EXERCISE REQUIREMENTS: Return each line containing "الحديث".
☆ ☆ ☆ ☆
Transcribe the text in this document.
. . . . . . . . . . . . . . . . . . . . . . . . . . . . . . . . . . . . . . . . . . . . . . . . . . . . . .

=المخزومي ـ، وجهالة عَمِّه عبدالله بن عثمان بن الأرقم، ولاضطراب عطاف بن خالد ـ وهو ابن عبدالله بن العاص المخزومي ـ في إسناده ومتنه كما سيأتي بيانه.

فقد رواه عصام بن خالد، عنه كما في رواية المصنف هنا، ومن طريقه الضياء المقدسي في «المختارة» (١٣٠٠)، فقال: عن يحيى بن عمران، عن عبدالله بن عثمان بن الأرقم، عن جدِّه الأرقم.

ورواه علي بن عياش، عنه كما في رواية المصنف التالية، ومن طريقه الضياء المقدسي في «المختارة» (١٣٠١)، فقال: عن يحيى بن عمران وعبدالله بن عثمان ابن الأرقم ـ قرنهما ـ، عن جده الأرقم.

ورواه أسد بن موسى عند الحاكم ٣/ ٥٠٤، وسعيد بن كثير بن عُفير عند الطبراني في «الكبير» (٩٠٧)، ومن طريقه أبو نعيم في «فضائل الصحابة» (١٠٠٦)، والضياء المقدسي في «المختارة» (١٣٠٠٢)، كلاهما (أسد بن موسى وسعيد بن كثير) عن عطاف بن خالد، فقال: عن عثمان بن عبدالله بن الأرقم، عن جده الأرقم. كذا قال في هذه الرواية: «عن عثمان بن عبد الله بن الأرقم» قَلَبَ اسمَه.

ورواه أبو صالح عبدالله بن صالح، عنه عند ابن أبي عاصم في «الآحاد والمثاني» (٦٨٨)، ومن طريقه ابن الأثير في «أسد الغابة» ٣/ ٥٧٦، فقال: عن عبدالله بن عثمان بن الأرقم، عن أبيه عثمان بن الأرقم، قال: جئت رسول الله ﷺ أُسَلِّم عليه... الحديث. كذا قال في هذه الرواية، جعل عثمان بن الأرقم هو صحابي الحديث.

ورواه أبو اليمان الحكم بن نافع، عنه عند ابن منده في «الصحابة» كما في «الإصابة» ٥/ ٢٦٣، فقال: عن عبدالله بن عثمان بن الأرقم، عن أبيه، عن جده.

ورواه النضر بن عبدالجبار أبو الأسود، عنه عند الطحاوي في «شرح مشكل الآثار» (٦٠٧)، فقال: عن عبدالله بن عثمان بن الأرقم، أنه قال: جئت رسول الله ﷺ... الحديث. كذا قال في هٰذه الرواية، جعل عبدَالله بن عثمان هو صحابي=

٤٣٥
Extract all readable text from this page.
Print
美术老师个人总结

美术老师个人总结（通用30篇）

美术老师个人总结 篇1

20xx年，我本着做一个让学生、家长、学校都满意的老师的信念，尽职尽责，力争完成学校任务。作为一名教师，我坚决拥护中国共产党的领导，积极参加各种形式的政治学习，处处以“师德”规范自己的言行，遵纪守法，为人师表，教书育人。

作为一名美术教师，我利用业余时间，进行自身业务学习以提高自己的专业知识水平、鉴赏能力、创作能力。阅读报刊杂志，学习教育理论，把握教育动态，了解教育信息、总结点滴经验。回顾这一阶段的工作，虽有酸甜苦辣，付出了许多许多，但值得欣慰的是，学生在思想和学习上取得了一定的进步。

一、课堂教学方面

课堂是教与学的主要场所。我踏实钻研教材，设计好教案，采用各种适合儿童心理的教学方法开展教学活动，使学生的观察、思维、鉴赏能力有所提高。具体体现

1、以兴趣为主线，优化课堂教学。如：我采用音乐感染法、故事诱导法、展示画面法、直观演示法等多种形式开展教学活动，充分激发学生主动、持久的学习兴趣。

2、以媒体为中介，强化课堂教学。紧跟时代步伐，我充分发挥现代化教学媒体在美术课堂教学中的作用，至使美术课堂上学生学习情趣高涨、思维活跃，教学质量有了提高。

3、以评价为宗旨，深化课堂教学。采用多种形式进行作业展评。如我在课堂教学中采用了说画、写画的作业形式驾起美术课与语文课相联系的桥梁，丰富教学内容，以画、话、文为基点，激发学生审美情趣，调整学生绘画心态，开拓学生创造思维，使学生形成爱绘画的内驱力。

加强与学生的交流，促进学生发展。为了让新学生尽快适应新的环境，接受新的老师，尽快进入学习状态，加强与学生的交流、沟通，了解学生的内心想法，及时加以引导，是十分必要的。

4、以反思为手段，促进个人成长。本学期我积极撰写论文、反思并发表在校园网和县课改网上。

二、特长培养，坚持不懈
☆ ☆ ☆ ☆
FINAL RESULT:
ورواه أبو صالح عبدالله بن صالح، عنه عند ابن أبي عاصم في «الآحاد والمثاني» (٦٨٨)، ومن طريقه ابن الأثير في «أسد الغابة» ٣/ ٥٧٦، فقال: عن عبدالله بن عثمان بن الأرقم، عن أبيه عثمان بن الأرقم، قال: جئت رسول الله ﷺ أُسَلِّم عليه... الحديث. كذا قال في هذه الرواية، جعل عثمان بن الأرقم هو صحابي الحديث.
ورواه النضر بن عبدالجبار أبو الأسود، عنه عند الطحاوي في «شرح مشكل الآثار» (٦٠٧)، فقال: عن عبدالله بن عثمان بن الأرقم، أنه قال: جئت رسول الله ﷺ... الحديث. كذا قال في هٰذه الرواية، جعل عبدَالله بن عثمان هو صحابي=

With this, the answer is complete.